**Prompt:** Below are some records; return each one exactly.

>> Start

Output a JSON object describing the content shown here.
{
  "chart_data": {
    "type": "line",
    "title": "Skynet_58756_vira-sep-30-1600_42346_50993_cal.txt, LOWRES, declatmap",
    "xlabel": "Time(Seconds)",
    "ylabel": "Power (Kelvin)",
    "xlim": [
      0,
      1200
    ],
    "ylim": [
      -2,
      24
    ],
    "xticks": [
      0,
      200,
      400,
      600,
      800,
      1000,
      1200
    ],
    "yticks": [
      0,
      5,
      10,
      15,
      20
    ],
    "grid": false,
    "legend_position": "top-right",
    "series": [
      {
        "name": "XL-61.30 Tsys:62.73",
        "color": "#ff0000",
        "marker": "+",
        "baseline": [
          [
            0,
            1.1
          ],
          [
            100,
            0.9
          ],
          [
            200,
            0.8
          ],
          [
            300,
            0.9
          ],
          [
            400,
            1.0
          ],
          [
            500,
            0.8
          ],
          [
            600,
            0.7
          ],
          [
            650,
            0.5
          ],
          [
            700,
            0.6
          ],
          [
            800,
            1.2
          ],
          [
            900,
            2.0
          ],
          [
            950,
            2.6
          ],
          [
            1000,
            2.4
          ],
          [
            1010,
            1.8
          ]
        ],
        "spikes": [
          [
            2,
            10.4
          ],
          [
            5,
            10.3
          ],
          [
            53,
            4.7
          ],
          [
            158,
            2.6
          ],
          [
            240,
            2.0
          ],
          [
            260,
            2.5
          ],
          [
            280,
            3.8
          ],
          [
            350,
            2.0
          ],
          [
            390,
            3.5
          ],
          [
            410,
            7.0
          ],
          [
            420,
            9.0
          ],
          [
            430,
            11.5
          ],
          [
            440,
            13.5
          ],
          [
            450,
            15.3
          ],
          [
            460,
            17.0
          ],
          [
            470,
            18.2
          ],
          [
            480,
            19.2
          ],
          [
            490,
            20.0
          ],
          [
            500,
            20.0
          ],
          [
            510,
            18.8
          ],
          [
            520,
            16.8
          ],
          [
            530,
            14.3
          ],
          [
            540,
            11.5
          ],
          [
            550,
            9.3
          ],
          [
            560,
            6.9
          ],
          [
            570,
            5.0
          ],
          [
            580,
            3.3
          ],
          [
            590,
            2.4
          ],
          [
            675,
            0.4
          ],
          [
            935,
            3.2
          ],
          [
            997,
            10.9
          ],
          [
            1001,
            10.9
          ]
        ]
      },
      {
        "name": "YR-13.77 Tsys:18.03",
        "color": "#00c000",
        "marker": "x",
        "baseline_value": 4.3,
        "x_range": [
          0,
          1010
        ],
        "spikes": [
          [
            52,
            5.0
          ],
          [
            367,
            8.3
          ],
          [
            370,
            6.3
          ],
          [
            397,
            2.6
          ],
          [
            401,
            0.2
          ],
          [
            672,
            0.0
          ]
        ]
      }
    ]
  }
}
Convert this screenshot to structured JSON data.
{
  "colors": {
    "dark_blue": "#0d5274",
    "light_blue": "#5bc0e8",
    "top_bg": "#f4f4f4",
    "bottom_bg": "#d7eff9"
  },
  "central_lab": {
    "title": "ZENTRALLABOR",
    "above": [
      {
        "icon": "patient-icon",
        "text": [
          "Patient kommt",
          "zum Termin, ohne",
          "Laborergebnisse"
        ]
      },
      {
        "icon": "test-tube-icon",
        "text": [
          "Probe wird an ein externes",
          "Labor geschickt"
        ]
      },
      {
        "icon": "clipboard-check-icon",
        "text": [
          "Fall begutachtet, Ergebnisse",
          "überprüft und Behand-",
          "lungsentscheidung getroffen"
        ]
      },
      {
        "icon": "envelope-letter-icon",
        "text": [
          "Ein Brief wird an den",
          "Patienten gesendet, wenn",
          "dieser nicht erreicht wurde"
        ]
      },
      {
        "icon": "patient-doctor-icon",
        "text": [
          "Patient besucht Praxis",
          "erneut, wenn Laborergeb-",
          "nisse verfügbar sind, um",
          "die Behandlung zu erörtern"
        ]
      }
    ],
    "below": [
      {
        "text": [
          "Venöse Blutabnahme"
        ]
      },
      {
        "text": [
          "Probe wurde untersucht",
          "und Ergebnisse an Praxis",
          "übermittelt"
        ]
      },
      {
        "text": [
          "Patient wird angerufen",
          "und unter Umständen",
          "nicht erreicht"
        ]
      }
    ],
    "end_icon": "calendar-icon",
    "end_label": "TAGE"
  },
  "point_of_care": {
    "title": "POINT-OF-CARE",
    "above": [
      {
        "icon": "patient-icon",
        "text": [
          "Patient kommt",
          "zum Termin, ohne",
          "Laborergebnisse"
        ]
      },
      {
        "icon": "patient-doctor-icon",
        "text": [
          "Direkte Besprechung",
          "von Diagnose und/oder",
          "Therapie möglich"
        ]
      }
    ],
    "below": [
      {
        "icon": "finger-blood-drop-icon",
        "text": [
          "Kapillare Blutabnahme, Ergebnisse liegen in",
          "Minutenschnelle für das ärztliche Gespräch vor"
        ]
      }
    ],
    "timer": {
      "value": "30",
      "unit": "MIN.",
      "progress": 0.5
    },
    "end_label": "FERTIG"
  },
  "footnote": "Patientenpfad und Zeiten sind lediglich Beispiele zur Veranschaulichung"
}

>> End

**Completed exercise:**
Output a JSON object describing the content shown here.
{
  "chart_data": {
    "type": "line",
    "title": "Skynet_58756_vira-sep-30-1600_42346_50993_cal.txt, LOWRES, declatmap",
    "xlabel": "Time(Seconds)",
    "ylabel": "Power (Kelvin)",
    "xlim": [
      0,
      1200
    ],
    "ylim": [
      -2,
      24
    ],
    "xticks": [
      0,
      200,
      400,
      600,
      800,
      1000,
      1200
    ],
    "yticks": [
      0,
      5,
      10,
      15,
      20
    ],
    "grid": false,
    "legend_position": "top-right",
    "series": [
      {
        "name": "XL-61.30 Tsys:62.73",
        "color": "#ff0000",
        "marker": "+",
        "baseline": [
          [
            0,
            1.1
          ],
          [
            100,
            0.9
          ],
          [
            200,
            0.8
          ],
          [
            300,
            0.9
          ],
          [
            400,
            1.0
          ],
          [
            500,
            0.8
          ],
          [
            600,
            0.7
          ],
          [
            650,
            0.5
          ],
          [
            700,
            0.6
          ],
          [
            800,
            1.2
          ],
          [
            900,
            2.0
          ],
          [
            950,
            2.6
          ],
          [
            1000,
            2.4
          ],
          [
            1010,
            1.8
          ]
        ],
        "spikes": [
          [
            2,
            10.4
          ],
          [
            5,
            10.3
          ],
          [
            53,
            4.7
          ],
          [
            158,
            2.6
          ],
          [
            240,
            2.0
          ],
          [
            260,
            2.5
          ],
          [
            280,
            3.8
          ],
          [
            350,
            2.0
          ],
          [
            390,
            3.5
          ],
          [
            410,
            7.0
          ],
          [
            420,
            9.0
          ],
          [
            430,
            11.5
          ],
          [
            440,
            13.5
          ],
          [
            450,
            15.3
          ],
          [
            460,
            17.0
          ],
          [
            470,
            18.2
          ],
          [
            480,
            19.2
          ],
          [
            490,
            20.0
          ],
          [
            500,
            20.0
          ],
          [
            510,
            18.8
          ],
          [
            520,
            16.8
          ],
          [
            530,
            14.3
          ],
          [
            540,
            11.5
          ],
          [
            550,
            9.3
          ],
          [
            560,
            6.9
          ],
          [
            570,
            5.0
          ],
          [
            580,
            3.3
          ],
          [
            590,
            2.4
          ],
          [
            675,
            0.4
          ],
          [
            935,
            3.2
          ],
          [
            997,
            10.9
          ],
          [
            1001,
            10.9
          ]
        ]
      },
      {
        "name": "YR-13.77 Tsys:18.03",
        "color": "#00c000",
        "marker": "x",
        "baseline_value": 4.3,
        "x_range": [
          0,
          1010
        ],
        "spikes": [
          [
            52,
            5.0
          ],
          [
            367,
            8.3
          ],
          [
            370,
            6.3
          ],
          [
            397,
            2.6
          ],
          [
            401,
            0.2
          ],
          [
            672,
            0.0
          ]
        ]
      }
    ]
  }
}
Convert this screenshot to structured JSON data.
{
  "colors": {
    "dark_blue": "#0d5274",
    "light_blue": "#5bc0e8",
    "top_bg": "#f4f4f4",
    "bottom_bg": "#d7eff9"
  },
  "central_lab": {
    "title": "ZENTRALLABOR",
    "above": [
      {
        "icon": "patient-icon",
        "text": [
          "Patient kommt",
          "zum Termin, ohne",
          "Laborergebnisse"
        ]
      },
      {
        "icon": "test-tube-icon",
        "text": [
          "Probe wird an ein externes",
          "Labor geschickt"
        ]
      },
      {
        "icon": "clipboard-check-icon",
        "text": [
          "Fall begutachtet, Ergebnisse",
          "überprüft und Behand-",
          "lungsentscheidung getroffen"
        ]
      },
      {
        "icon": "envelope-letter-icon",
        "text": [
          "Ein Brief wird an den",
          "Patienten gesendet, wenn",
          "dieser nicht erreicht wurde"
        ]
      },
      {
        "icon": "patient-doctor-icon",
        "text": [
          "Patient besucht Praxis",
          "erneut, wenn Laborergeb-",
          "nisse verfügbar sind, um",
          "die Behandlung zu erörtern"
        ]
      }
    ],
    "below": [
      {
        "text": [
          "Venöse Blutabnahme"
        ]
      },
      {
        "text": [
          "Probe wurde untersucht",
          "und Ergebnisse an Praxis",
          "übermittelt"
        ]
      },
      {
        "text": [
          "Patient wird angerufen",
          "und unter Umständen",
          "nicht erreicht"
        ]
      }
    ],
    "end_icon": "calendar-icon",
    "end_label": "TAGE"
  },
  "point_of_care": {
    "title": "POINT-OF-CARE",
    "above": [
      {
        "icon": "patient-icon",
        "text": [
          "Patient kommt",
          "zum Termin, ohne",
          "Laborergebnisse"
        ]
      },
      {
        "icon": "patient-doctor-icon",
        "text": [
          "Direkte Besprechung",
          "von Diagnose und/oder",
          "Therapie möglich"
        ]
      }
    ],
    "below": [
      {
        "icon": "finger-blood-drop-icon",
        "text": [
          "Kapillare Blutabnahme, Ergebnisse liegen in",
          "Minutenschnelle für das ärztliche Gespräch vor"
        ]
      }
    ],
    "timer": {
      "value": "30",
      "unit": "MIN.",
      "progress": 0.5
    },
    "end_label": "FERTIG"
  },
  "footnote": "Patientenpfad und Zeiten sind lediglich Beispiele zur Veranschaulichung"
}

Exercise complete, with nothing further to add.